> _Task statement_
Your task is to reproduce the entries below word for word.

> _Record extracts_
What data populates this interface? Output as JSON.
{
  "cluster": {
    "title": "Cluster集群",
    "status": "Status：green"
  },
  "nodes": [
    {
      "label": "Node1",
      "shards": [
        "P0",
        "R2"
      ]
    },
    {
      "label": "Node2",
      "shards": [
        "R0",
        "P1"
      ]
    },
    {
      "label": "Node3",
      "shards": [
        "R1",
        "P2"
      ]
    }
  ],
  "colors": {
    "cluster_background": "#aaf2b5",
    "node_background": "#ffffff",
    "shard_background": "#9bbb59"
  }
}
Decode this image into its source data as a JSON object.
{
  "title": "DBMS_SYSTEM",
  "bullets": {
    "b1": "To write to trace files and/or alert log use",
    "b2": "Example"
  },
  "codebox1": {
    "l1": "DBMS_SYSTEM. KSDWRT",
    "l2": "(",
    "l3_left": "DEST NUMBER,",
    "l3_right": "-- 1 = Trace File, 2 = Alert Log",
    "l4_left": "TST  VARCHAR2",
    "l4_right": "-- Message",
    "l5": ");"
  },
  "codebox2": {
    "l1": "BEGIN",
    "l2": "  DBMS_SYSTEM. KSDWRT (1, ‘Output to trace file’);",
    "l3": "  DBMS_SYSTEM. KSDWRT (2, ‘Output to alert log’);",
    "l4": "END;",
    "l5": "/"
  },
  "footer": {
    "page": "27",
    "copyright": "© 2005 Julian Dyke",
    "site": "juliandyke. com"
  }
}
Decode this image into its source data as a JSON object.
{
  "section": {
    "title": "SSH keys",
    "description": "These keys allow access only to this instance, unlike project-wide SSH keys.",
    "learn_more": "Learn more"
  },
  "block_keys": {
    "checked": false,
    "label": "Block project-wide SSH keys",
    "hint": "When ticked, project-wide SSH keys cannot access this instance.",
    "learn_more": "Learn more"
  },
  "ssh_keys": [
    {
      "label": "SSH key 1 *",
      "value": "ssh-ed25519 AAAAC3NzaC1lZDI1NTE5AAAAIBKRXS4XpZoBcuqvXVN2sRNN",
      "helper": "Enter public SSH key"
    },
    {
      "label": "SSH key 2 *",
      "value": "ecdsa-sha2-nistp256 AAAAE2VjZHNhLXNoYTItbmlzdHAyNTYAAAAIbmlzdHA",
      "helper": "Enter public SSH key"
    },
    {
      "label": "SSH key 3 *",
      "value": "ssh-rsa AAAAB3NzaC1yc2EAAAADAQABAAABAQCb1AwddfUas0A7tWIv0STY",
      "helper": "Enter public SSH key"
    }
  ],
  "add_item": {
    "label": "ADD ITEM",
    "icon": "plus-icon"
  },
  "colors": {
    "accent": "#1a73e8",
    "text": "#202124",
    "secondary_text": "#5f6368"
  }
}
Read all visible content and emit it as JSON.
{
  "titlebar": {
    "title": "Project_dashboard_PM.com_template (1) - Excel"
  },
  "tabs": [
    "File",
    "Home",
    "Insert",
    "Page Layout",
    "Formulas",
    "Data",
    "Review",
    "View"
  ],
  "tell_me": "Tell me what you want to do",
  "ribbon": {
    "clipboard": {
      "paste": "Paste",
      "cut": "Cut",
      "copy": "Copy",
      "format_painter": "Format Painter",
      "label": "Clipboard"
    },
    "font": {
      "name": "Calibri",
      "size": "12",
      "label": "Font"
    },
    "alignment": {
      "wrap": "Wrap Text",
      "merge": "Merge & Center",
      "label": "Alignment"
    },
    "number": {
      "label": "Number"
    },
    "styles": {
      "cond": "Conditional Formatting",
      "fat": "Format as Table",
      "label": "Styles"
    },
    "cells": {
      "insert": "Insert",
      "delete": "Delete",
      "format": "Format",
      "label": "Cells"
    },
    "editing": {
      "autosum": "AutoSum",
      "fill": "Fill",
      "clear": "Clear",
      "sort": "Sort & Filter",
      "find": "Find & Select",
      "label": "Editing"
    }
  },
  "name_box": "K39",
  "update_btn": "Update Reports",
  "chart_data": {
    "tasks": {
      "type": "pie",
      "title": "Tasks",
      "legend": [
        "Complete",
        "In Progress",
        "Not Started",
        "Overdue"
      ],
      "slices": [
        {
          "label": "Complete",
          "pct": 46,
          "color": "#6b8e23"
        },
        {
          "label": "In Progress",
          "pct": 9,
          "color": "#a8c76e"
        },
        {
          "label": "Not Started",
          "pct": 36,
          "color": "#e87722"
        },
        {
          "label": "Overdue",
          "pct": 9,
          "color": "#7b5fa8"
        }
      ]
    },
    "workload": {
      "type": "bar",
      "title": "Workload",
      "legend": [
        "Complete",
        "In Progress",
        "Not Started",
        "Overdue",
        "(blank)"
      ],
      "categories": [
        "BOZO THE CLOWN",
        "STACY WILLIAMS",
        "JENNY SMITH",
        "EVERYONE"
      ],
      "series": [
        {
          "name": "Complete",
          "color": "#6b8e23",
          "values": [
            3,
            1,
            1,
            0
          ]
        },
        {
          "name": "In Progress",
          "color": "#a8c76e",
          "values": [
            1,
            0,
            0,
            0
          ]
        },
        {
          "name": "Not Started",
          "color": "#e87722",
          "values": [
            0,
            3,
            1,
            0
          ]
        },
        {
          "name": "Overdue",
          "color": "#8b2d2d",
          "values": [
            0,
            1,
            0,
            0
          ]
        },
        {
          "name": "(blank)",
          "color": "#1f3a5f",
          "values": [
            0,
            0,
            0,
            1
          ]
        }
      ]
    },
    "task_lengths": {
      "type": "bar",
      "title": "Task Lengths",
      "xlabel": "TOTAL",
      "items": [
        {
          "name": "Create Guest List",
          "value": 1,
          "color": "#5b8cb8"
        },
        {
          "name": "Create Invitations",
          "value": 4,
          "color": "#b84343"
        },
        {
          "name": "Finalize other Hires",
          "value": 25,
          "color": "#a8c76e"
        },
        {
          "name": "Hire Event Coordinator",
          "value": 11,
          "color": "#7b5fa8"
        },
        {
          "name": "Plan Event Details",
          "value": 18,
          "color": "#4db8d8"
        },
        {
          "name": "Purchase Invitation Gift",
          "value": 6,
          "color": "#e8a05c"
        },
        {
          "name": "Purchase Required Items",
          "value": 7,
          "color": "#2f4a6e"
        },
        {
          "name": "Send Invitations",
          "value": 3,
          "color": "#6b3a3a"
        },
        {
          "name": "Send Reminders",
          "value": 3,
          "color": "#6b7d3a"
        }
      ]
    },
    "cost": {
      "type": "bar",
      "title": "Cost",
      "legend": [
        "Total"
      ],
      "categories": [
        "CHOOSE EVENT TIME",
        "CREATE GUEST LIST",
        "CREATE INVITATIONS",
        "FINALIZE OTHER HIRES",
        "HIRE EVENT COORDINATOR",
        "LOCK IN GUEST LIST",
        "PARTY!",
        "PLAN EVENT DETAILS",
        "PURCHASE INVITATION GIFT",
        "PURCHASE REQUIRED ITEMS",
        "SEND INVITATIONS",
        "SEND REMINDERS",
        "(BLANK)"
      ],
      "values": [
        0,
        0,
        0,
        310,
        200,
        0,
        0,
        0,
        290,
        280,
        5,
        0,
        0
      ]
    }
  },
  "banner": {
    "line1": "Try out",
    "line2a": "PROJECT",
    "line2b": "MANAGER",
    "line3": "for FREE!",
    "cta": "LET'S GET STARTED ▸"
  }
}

> _Reply to the task_
What data populates this interface? Output as JSON.
{
  "cluster": {
    "title": "Cluster集群",
    "status": "Status：green"
  },
  "nodes": [
    {
      "label": "Node1",
      "shards": [
        "P0",
        "R2"
      ]
    },
    {
      "label": "Node2",
      "shards": [
        "R0",
        "P1"
      ]
    },
    {
      "label": "Node3",
      "shards": [
        "R1",
        "P2"
      ]
    }
  ],
  "colors": {
    "cluster_background": "#aaf2b5",
    "node_background": "#ffffff",
    "shard_background": "#9bbb59"
  }
}
Decode this image into its source data as a JSON object.
{
  "title": "DBMS_SYSTEM",
  "bullets": {
    "b1": "To write to trace files and/or alert log use",
    "b2": "Example"
  },
  "codebox1": {
    "l1": "DBMS_SYSTEM. KSDWRT",
    "l2": "(",
    "l3_left": "DEST NUMBER,",
    "l3_right": "-- 1 = Trace File, 2 = Alert Log",
    "l4_left": "TST  VARCHAR2",
    "l4_right": "-- Message",
    "l5": ");"
  },
  "codebox2": {
    "l1": "BEGIN",
    "l2": "  DBMS_SYSTEM. KSDWRT (1, ‘Output to trace file’);",
    "l3": "  DBMS_SYSTEM. KSDWRT (2, ‘Output to alert log’);",
    "l4": "END;",
    "l5": "/"
  },
  "footer": {
    "page": "27",
    "copyright": "© 2005 Julian Dyke",
    "site": "juliandyke. com"
  }
}
Decode this image into its source data as a JSON object.
{
  "section": {
    "title": "SSH keys",
    "description": "These keys allow access only to this instance, unlike project-wide SSH keys.",
    "learn_more": "Learn more"
  },
  "block_keys": {
    "checked": false,
    "label": "Block project-wide SSH keys",
    "hint": "When ticked, project-wide SSH keys cannot access this instance.",
    "learn_more": "Learn more"
  },
  "ssh_keys": [
    {
      "label": "SSH key 1 *",
      "value": "ssh-ed25519 AAAAC3NzaC1lZDI1NTE5AAAAIBKRXS4XpZoBcuqvXVN2sRNN",
      "helper": "Enter public SSH key"
    },
    {
      "label": "SSH key 2 *",
      "value": "ecdsa-sha2-nistp256 AAAAE2VjZHNhLXNoYTItbmlzdHAyNTYAAAAIbmlzdHA",
      "helper": "Enter public SSH key"
    },
    {
      "label": "SSH key 3 *",
      "value": "ssh-rsa AAAAB3NzaC1yc2EAAAADAQABAAABAQCb1AwddfUas0A7tWIv0STY",
      "helper": "Enter public SSH key"
    }
  ],
  "add_item": {
    "label": "ADD ITEM",
    "icon": "plus-icon"
  },
  "colors": {
    "accent": "#1a73e8",
    "text": "#202124",
    "secondary_text": "#5f6368"
  }
}
Read all visible content and emit it as JSON.
{
  "titlebar": {
    "title": "Project_dashboard_PM.com_template (1) - Excel"
  },
  "tabs": [
    "File",
    "Home",
    "Insert",
    "Page Layout",
    "Formulas",
    "Data",
    "Review",
    "View"
  ],
  "tell_me": "Tell me what you want to do",
  "ribbon": {
    "clipboard": {
      "paste": "Paste",
      "cut": "Cut",
      "copy": "Copy",
      "format_painter": "Format Painter",
      "label": "Clipboard"
    },
    "font": {
      "name": "Calibri",
      "size": "12",
      "label": "Font"
    },
    "alignment": {
      "wrap": "Wrap Text",
      "merge": "Merge & Center",
      "label": "Alignment"
    },
    "number": {
      "label": "Number"
    },
    "styles": {
      "cond": "Conditional Formatting",
      "fat": "Format as Table",
      "label": "Styles"
    },
    "cells": {
      "insert": "Insert",
      "delete": "Delete",
      "format": "Format",
      "label": "Cells"
    },
    "editing": {
      "autosum": "AutoSum",
      "fill": "Fill",
      "clear": "Clear",
      "sort": "Sort & Filter",
      "find": "Find & Select",
      "label": "Editing"
    }
  },
  "name_box": "K39",
  "update_btn": "Update Reports",
  "chart_data": {
    "tasks": {
      "type": "pie",
      "title": "Tasks",
      "legend": [
        "Complete",
        "In Progress",
        "Not Started",
        "Overdue"
      ],
      "slices": [
        {
          "label": "Complete",
          "pct": 46,
          "color": "#6b8e23"
        },
        {
          "label": "In Progress",
          "pct": 9,
          "color": "#a8c76e"
        },
        {
          "label": "Not Started",
          "pct": 36,
          "color": "#e87722"
        },
        {
          "label": "Overdue",
          "pct": 9,
          "color": "#7b5fa8"
        }
      ]
    },
    "workload": {
      "type": "bar",
      "title": "Workload",
      "legend": [
        "Complete",
        "In Progress",
        "Not Started",
        "Overdue",
        "(blank)"
      ],
      "categories": [
        "BOZO THE CLOWN",
        "STACY WILLIAMS",
        "JENNY SMITH",
        "EVERYONE"
      ],
      "series": [
        {
          "name": "Complete",
          "color": "#6b8e23",
          "values": [
            3,
            1,
            1,
            0
          ]
        },
        {
          "name": "In Progress",
          "color": "#a8c76e",
          "values": [
            1,
            0,
            0,
            0
          ]
        },
        {
          "name": "Not Started",
          "color": "#e87722",
          "values": [
            0,
            3,
            1,
            0
          ]
        },
        {
          "name": "Overdue",
          "color": "#8b2d2d",
          "values": [
            0,
            1,
            0,
            0
          ]
        },
        {
          "name": "(blank)",
          "color": "#1f3a5f",
          "values": [
            0,
            0,
            0,
            1
          ]
        }
      ]
    },
    "task_lengths": {
      "type": "bar",
      "title": "Task Lengths",
      "xlabel": "TOTAL",
      "items": [
        {
          "name": "Create Guest List",
          "value": 1,
          "color": "#5b8cb8"
        },
        {
          "name": "Create Invitations",
          "value": 4,
          "color": "#b84343"
        },
        {
          "name": "Finalize other Hires",
          "value": 25,
          "color": "#a8c76e"
        },
        {
          "name": "Hire Event Coordinator",
          "value": 11,
          "color": "#7b5fa8"
        },
        {
          "name": "Plan Event Details",
          "value": 18,
          "color": "#4db8d8"
        },
        {
          "name": "Purchase Invitation Gift",
          "value": 6,
          "color": "#e8a05c"
        },
        {
          "name": "Purchase Required Items",
          "value": 7,
          "color": "#2f4a6e"
        },
        {
          "name": "Send Invitations",
          "value": 3,
          "color": "#6b3a3a"
        },
        {
          "name": "Send Reminders",
          "value": 3,
          "color": "#6b7d3a"
        }
      ]
    },
    "cost": {
      "type": "bar",
      "title": "Cost",
      "legend": [
        "Total"
      ],
      "categories": [
        "CHOOSE EVENT TIME",
        "CREATE GUEST LIST",
        "CREATE INVITATIONS",
        "FINALIZE OTHER HIRES",
        "HIRE EVENT COORDINATOR",
        "LOCK IN GUEST LIST",
        "PARTY!",
        "PLAN EVENT DETAILS",
        "PURCHASE INVITATION GIFT",
        "PURCHASE REQUIRED ITEMS",
        "SEND INVITATIONS",
        "SEND REMINDERS",
        "(BLANK)"
      ],
      "values": [
        0,
        0,
        0,
        310,
        200,
        0,
        0,
        0,
        290,
        280,
        5,
        0,
        0
      ]
    }
  },
  "banner": {
    "line1": "Try out",
    "line2a": "PROJECT",
    "line2b": "MANAGER",
    "line3": "for FREE!",
    "cta": "LET'S GET STARTED ▸"
  }
}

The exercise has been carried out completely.